• Aim of the exercise: Read the entries below and pull out each line with the string "application".

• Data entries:
☆ ☆ ☆ ☆ ☆
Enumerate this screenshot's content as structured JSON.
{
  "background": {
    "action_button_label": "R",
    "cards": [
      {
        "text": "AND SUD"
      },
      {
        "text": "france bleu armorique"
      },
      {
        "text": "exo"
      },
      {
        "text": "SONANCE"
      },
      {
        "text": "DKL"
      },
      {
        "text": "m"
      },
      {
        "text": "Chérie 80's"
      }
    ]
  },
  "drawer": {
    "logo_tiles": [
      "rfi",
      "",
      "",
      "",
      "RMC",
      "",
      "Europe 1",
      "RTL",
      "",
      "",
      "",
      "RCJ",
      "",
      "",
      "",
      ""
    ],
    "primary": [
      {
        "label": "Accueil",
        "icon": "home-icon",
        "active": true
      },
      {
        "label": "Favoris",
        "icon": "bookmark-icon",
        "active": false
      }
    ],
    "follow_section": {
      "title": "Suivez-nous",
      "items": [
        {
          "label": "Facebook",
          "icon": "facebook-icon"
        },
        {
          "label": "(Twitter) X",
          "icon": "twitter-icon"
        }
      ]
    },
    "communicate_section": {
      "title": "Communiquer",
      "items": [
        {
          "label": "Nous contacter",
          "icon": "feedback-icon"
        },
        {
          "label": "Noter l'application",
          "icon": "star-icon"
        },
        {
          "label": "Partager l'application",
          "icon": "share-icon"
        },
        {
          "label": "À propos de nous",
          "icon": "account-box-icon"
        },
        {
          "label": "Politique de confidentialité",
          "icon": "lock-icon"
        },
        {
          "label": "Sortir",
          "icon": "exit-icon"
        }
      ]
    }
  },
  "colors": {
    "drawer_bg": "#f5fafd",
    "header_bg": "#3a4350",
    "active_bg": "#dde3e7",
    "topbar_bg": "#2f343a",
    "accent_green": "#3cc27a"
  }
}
☆ ☆ ☆ ☆ ☆
• The solution:
          "label": "Noter l'application",
          "label": "Partager l'application",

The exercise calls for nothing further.